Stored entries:

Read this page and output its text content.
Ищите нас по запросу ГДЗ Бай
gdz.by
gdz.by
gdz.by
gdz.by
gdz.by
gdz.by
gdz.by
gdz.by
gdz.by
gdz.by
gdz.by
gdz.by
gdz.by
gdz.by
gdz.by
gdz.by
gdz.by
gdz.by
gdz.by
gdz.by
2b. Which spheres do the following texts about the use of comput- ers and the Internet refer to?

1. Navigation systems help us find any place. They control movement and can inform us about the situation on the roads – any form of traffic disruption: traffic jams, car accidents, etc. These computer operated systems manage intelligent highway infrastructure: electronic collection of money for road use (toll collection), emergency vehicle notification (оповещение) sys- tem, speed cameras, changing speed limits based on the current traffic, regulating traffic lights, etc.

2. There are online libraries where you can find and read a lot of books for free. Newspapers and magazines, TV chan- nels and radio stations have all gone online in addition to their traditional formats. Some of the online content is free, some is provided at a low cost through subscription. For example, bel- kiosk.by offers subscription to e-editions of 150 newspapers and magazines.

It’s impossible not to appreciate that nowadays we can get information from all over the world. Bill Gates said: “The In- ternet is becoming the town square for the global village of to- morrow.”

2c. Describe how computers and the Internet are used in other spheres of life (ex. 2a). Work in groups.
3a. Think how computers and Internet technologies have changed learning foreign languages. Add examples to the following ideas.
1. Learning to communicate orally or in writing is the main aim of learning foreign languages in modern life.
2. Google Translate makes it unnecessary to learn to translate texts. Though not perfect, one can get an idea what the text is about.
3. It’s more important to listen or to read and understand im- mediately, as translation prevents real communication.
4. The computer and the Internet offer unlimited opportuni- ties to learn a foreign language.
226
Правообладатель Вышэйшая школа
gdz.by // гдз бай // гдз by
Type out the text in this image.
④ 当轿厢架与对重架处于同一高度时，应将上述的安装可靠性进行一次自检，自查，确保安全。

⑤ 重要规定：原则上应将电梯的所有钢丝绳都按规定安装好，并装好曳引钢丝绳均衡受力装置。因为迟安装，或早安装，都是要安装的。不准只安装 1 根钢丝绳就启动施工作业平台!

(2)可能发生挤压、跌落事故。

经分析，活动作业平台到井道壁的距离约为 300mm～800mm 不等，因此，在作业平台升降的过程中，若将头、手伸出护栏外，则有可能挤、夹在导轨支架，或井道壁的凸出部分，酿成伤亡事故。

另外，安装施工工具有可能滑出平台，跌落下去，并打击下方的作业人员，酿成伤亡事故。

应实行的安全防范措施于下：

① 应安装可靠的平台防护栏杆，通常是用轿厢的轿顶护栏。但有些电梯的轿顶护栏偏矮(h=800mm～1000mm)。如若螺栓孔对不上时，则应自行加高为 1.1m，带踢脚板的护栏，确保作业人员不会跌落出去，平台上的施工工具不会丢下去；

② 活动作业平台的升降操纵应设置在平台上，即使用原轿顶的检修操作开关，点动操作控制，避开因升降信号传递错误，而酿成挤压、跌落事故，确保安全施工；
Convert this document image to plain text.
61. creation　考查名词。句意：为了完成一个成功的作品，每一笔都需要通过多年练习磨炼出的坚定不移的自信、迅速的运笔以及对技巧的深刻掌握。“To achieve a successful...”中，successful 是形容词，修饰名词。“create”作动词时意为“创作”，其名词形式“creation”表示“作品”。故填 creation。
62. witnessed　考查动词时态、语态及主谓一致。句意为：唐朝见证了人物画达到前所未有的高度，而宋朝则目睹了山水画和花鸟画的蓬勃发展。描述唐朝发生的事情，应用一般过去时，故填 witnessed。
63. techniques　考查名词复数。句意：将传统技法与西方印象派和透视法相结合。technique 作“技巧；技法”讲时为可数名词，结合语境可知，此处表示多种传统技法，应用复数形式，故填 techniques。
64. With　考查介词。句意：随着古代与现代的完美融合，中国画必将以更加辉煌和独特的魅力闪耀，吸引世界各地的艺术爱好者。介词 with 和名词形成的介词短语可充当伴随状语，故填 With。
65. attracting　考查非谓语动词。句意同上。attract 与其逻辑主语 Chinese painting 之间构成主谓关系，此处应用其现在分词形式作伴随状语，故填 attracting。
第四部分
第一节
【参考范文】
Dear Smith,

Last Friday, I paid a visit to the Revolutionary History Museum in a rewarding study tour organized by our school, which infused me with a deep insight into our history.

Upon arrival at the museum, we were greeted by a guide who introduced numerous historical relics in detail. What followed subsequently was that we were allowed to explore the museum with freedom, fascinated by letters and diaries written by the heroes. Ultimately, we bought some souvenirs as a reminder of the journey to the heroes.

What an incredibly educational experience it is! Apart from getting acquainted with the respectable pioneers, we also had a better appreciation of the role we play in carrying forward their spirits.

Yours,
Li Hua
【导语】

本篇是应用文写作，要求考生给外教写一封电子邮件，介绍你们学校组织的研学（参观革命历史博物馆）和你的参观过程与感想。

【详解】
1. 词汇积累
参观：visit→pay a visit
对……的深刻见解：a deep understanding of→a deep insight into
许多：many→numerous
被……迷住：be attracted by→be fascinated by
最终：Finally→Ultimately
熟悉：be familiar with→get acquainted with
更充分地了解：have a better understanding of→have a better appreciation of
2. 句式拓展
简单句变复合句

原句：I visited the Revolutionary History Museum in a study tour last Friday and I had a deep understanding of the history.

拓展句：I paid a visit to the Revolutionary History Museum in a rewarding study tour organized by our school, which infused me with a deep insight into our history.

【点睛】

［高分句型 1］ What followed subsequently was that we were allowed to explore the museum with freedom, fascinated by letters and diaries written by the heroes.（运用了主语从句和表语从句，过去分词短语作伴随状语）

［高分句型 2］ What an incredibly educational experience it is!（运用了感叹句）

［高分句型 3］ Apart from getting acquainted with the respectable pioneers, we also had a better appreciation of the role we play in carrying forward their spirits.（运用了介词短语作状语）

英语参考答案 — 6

■ Given exercise:
Find "paid". Copy every line it occurs in.

■ Solution for this exercise:
Last Friday, I paid a visit to the Revolutionary History Museum in a rewarding study tour organized by our school, which infused me with a deep insight into our history.
拓展句：I paid a visit to the Revolutionary History Museum in a rewarding study tour organized by our school, which infused me with a deep insight into our history.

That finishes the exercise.